Records from a collection:
_____

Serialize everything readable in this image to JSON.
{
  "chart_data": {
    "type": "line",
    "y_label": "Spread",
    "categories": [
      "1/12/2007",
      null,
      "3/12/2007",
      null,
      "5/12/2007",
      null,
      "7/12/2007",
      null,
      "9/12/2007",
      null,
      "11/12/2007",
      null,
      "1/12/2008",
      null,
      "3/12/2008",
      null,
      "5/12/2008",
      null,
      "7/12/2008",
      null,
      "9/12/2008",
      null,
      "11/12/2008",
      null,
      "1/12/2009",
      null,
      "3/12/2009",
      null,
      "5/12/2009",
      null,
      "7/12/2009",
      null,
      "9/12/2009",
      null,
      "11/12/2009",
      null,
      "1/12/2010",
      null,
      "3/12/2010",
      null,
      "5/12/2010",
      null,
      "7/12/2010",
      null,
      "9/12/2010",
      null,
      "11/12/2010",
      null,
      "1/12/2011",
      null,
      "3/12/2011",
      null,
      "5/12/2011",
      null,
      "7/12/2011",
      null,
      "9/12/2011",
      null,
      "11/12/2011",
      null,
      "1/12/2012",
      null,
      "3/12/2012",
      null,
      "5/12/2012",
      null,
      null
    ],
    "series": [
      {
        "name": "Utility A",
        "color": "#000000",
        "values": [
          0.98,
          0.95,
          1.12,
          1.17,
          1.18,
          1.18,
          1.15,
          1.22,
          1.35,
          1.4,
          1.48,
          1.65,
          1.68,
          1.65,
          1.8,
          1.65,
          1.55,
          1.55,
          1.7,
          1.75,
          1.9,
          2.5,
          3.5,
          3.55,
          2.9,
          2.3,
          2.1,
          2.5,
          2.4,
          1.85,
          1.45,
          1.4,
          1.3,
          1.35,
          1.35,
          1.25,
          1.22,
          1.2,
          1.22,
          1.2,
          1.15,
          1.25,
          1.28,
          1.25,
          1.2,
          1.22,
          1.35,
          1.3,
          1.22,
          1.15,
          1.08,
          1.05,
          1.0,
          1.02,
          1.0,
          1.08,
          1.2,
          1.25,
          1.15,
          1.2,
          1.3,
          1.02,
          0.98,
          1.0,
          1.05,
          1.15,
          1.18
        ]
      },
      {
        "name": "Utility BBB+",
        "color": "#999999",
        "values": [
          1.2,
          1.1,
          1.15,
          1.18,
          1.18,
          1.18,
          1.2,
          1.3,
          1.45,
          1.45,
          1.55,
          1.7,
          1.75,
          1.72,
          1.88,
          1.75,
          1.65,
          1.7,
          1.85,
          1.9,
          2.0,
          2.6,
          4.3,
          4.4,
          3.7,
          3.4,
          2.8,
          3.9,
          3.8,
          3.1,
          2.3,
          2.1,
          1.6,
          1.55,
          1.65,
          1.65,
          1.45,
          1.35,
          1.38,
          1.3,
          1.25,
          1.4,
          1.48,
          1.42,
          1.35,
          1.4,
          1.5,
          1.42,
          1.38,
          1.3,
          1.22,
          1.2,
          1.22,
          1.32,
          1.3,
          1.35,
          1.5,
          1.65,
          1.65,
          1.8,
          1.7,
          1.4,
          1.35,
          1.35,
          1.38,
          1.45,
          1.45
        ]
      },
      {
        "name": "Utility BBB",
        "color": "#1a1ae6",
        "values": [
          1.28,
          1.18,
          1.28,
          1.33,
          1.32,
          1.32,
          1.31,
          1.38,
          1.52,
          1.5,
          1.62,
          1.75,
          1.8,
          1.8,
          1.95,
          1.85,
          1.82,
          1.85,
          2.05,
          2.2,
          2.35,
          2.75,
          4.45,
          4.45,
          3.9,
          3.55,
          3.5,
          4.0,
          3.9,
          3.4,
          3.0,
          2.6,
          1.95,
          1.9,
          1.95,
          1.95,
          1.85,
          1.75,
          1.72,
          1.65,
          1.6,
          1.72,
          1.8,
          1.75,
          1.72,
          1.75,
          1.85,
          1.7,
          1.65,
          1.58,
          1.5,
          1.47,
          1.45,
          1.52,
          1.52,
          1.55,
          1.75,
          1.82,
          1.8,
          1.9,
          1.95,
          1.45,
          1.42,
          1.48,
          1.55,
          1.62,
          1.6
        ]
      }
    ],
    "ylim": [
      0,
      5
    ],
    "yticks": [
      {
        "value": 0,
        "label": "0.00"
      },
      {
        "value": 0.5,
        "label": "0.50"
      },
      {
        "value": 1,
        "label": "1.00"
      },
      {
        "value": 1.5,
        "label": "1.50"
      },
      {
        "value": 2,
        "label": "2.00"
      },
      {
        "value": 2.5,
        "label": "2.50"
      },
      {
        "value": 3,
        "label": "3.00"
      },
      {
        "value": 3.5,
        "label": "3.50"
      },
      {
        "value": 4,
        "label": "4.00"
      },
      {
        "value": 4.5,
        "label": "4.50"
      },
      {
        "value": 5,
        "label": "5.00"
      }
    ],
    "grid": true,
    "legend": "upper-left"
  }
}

_____

Problem description: Reproduce the data in its entirety, matching each character.

Output for this task:
Serialize everything readable in this image to JSON.
{
  "chart_data": {
    "type": "line",
    "y_label": "Spread",
    "categories": [
      "1/12/2007",
      null,
      "3/12/2007",
      null,
      "5/12/2007",
      null,
      "7/12/2007",
      null,
      "9/12/2007",
      null,
      "11/12/2007",
      null,
      "1/12/2008",
      null,
      "3/12/2008",
      null,
      "5/12/2008",
      null,
      "7/12/2008",
      null,
      "9/12/2008",
      null,
      "11/12/2008",
      null,
      "1/12/2009",
      null,
      "3/12/2009",
      null,
      "5/12/2009",
      null,
      "7/12/2009",
      null,
      "9/12/2009",
      null,
      "11/12/2009",
      null,
      "1/12/2010",
      null,
      "3/12/2010",
      null,
      "5/12/2010",
      null,
      "7/12/2010",
      null,
      "9/12/2010",
      null,
      "11/12/2010",
      null,
      "1/12/2011",
      null,
      "3/12/2011",
      null,
      "5/12/2011",
      null,
      "7/12/2011",
      null,
      "9/12/2011",
      null,
      "11/12/2011",
      null,
      "1/12/2012",
      null,
      "3/12/2012",
      null,
      "5/12/2012",
      null,
      null
    ],
    "series": [
      {
        "name": "Utility A",
        "color": "#000000",
        "values": [
          0.98,
          0.95,
          1.12,
          1.17,
          1.18,
          1.18,
          1.15,
          1.22,
          1.35,
          1.4,
          1.48,
          1.65,
          1.68,
          1.65,
          1.8,
          1.65,
          1.55,
          1.55,
          1.7,
          1.75,
          1.9,
          2.5,
          3.5,
          3.55,
          2.9,
          2.3,
          2.1,
          2.5,
          2.4,
          1.85,
          1.45,
          1.4,
          1.3,
          1.35,
          1.35,
          1.25,
          1.22,
          1.2,
          1.22,
          1.2,
          1.15,
          1.25,
          1.28,
          1.25,
          1.2,
          1.22,
          1.35,
          1.3,
          1.22,
          1.15,
          1.08,
          1.05,
          1.0,
          1.02,
          1.0,
          1.08,
          1.2,
          1.25,
          1.15,
          1.2,
          1.3,
          1.02,
          0.98,
          1.0,
          1.05,
          1.15,
          1.18
        ]
      },
      {
        "name": "Utility BBB+",
        "color": "#999999",
        "values": [
          1.2,
          1.1,
          1.15,
          1.18,
          1.18,
          1.18,
          1.2,
          1.3,
          1.45,
          1.45,
          1.55,
          1.7,
          1.75,
          1.72,
          1.88,
          1.75,
          1.65,
          1.7,
          1.85,
          1.9,
          2.0,
          2.6,
          4.3,
          4.4,
          3.7,
          3.4,
          2.8,
          3.9,
          3.8,
          3.1,
          2.3,
          2.1,
          1.6,
          1.55,
          1.65,
          1.65,
          1.45,
          1.35,
          1.38,
          1.3,
          1.25,
          1.4,
          1.48,
          1.42,
          1.35,
          1.4,
          1.5,
          1.42,
          1.38,
          1.3,
          1.22,
          1.2,
          1.22,
          1.32,
          1.3,
          1.35,
          1.5,
          1.65,
          1.65,
          1.8,
          1.7,
          1.4,
          1.35,
          1.35,
          1.38,
          1.45,
          1.45
        ]
      },
      {
        "name": "Utility BBB",
        "color": "#1a1ae6",
        "values": [
          1.28,
          1.18,
          1.28,
          1.33,
          1.32,
          1.32,
          1.31,
          1.38,
          1.52,
          1.5,
          1.62,
          1.75,
          1.8,
          1.8,
          1.95,
          1.85,
          1.82,
          1.85,
          2.05,
          2.2,
          2.35,
          2.75,
          4.45,
          4.45,
          3.9,
          3.55,
          3.5,
          4.0,
          3.9,
          3.4,
          3.0,
          2.6,
          1.95,
          1.9,
          1.95,
          1.95,
          1.85,
          1.75,
          1.72,
          1.65,
          1.6,
          1.72,
          1.8,
          1.75,
          1.72,
          1.75,
          1.85,
          1.7,
          1.65,
          1.58,
          1.5,
          1.47,
          1.45,
          1.52,
          1.52,
          1.55,
          1.75,
          1.82,
          1.8,
          1.9,
          1.95,
          1.45,
          1.42,
          1.48,
          1.55,
          1.62,
          1.6
        ]
      }
    ],
    "ylim": [
      0,
      5
    ],
    "yticks": [
      {
        "value": 0,
        "label": "0.00"
      },
      {
        "value": 0.5,
        "label": "0.50"
      },
      {
        "value": 1,
        "label": "1.00"
      },
      {
        "value": 1.5,
        "label": "1.50"
      },
      {
        "value": 2,
        "label": "2.00"
      },
      {
        "value": 2.5,
        "label": "2.50"
      },
      {
        "value": 3,
        "label": "3.00"
      },
      {
        "value": 3.5,
        "label": "3.50"
      },
      {
        "value": 4,
        "label": "4.00"
      },
      {
        "value": 4.5,
        "label": "4.50"
      },
      {
        "value": 5,
        "label": "5.00"
      }
    ],
    "grid": true,
    "legend": "upper-left"
  }
}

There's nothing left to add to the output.